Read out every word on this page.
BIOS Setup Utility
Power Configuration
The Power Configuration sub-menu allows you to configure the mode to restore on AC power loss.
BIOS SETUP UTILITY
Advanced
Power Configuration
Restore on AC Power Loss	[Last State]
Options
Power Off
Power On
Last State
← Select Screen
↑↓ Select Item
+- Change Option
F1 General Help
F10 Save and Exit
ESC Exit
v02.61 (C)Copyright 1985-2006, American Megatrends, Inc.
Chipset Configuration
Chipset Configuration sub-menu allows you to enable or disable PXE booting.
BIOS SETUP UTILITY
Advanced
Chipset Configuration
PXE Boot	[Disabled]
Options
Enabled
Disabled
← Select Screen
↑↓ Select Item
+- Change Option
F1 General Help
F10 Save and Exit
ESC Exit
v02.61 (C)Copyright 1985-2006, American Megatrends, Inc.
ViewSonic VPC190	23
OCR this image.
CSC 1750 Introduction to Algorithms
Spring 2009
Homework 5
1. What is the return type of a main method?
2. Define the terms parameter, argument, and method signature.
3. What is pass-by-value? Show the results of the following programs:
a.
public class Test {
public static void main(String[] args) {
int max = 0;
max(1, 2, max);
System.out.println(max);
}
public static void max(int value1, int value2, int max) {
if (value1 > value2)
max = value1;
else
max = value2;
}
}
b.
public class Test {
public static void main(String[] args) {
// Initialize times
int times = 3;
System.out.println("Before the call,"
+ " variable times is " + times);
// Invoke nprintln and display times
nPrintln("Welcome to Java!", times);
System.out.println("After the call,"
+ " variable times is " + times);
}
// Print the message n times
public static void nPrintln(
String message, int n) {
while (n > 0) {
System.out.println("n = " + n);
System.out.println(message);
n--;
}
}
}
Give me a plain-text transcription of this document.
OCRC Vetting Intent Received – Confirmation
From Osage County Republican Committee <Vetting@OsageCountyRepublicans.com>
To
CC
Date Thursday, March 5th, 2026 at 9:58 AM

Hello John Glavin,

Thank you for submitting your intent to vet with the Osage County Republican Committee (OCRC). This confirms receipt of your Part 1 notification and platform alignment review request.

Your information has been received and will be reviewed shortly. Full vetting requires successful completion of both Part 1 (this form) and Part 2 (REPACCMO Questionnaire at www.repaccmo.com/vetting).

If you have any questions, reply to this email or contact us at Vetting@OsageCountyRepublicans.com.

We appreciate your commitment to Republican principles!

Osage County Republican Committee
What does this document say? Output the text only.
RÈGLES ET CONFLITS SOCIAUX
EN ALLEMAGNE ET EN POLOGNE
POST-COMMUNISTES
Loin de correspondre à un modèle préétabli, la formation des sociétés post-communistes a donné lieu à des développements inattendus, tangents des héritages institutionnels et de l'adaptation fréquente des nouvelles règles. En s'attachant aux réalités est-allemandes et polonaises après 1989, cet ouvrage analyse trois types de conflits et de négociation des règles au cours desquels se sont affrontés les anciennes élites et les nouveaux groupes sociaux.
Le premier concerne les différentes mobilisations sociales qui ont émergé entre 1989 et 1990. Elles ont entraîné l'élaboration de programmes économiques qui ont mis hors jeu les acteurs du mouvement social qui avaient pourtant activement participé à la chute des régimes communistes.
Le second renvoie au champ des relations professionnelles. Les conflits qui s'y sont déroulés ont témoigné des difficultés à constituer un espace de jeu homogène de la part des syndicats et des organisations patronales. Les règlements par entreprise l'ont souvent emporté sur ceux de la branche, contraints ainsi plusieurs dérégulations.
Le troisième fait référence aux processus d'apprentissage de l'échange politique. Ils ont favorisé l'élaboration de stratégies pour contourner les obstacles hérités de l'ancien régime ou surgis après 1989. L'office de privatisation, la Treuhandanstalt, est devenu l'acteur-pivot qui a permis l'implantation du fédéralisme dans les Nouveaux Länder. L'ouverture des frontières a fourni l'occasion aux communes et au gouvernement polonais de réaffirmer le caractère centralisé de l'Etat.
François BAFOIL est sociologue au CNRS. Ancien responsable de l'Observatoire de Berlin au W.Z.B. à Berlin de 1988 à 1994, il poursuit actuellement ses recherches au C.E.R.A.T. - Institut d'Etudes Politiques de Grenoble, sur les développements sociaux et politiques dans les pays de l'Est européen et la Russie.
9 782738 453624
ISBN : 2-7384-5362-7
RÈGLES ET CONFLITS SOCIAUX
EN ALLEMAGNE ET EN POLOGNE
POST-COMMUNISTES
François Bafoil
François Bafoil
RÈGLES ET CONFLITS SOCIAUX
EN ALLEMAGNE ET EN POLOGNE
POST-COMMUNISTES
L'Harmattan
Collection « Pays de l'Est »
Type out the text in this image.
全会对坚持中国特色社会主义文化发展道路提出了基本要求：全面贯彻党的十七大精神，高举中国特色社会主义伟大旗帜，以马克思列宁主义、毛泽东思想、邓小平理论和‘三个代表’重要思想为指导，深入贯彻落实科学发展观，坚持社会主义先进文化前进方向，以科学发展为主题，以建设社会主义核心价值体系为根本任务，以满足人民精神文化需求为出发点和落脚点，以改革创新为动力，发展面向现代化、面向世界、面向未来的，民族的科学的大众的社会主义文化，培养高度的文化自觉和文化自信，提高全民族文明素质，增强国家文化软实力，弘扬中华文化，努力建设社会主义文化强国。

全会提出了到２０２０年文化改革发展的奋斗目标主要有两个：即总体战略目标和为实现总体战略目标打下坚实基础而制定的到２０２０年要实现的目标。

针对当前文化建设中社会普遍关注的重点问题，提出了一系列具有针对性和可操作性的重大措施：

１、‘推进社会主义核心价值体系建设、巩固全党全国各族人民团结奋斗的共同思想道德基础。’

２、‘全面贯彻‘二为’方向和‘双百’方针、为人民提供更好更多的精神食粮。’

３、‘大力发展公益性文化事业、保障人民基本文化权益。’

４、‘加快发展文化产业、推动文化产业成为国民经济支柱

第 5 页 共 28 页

####

Your goal ▸
Return only the count of lines in the records that hold the word "OsageCountyRepublicans".

Correct result ▸
2